Copy the records below exactly as they are written.

(Stored entries)
···

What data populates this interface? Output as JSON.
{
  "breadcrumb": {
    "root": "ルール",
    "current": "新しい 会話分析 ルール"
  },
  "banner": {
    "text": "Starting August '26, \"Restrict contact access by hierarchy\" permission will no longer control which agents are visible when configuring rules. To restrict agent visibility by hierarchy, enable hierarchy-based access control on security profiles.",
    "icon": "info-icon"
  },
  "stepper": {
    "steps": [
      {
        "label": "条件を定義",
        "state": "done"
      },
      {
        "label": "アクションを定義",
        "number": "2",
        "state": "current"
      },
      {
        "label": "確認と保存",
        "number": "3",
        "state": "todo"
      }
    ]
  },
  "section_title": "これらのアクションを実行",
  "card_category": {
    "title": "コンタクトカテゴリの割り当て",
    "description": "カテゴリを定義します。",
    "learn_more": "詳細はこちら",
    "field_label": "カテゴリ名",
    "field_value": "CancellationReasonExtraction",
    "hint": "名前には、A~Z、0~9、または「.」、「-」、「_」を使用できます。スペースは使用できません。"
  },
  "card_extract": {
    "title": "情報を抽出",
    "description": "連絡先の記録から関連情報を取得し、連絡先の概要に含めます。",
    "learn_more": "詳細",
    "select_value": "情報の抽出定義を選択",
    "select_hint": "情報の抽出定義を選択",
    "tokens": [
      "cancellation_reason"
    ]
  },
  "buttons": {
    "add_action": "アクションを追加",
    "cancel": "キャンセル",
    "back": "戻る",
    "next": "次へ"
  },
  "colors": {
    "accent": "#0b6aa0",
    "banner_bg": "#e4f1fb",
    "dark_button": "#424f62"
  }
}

···

__TASK OUTPUT__:
What data populates this interface? Output as JSON.
{
  "breadcrumb": {
    "root": "ルール",
    "current": "新しい 会話分析 ルール"
  },
  "banner": {
    "text": "Starting August '26, \"Restrict contact access by hierarchy\" permission will no longer control which agents are visible when configuring rules. To restrict agent visibility by hierarchy, enable hierarchy-based access control on security profiles.",
    "icon": "info-icon"
  },
  "stepper": {
    "steps": [
      {
        "label": "条件を定義",
        "state": "done"
      },
      {
        "label": "アクションを定義",
        "number": "2",
        "state": "current"
      },
      {
        "label": "確認と保存",
        "number": "3",
        "state": "todo"
      }
    ]
  },
  "section_title": "これらのアクションを実行",
  "card_category": {
    "title": "コンタクトカテゴリの割り当て",
    "description": "カテゴリを定義します。",
    "learn_more": "詳細はこちら",
    "field_label": "カテゴリ名",
    "field_value": "CancellationReasonExtraction",
    "hint": "名前には、A~Z、0~9、または「.」、「-」、「_」を使用できます。スペースは使用できません。"
  },
  "card_extract": {
    "title": "情報を抽出",
    "description": "連絡先の記録から関連情報を取得し、連絡先の概要に含めます。",
    "learn_more": "詳細",
    "select_value": "情報の抽出定義を選択",
    "select_hint": "情報の抽出定義を選択",
    "tokens": [
      "cancellation_reason"
    ]
  },
  "buttons": {
    "add_action": "アクションを追加",
    "cancel": "キャンセル",
    "back": "戻る",
    "next": "次へ"
  },
  "colors": {
    "accent": "#0b6aa0",
    "banner_bg": "#e4f1fb",
    "dark_button": "#424f62"
  }
}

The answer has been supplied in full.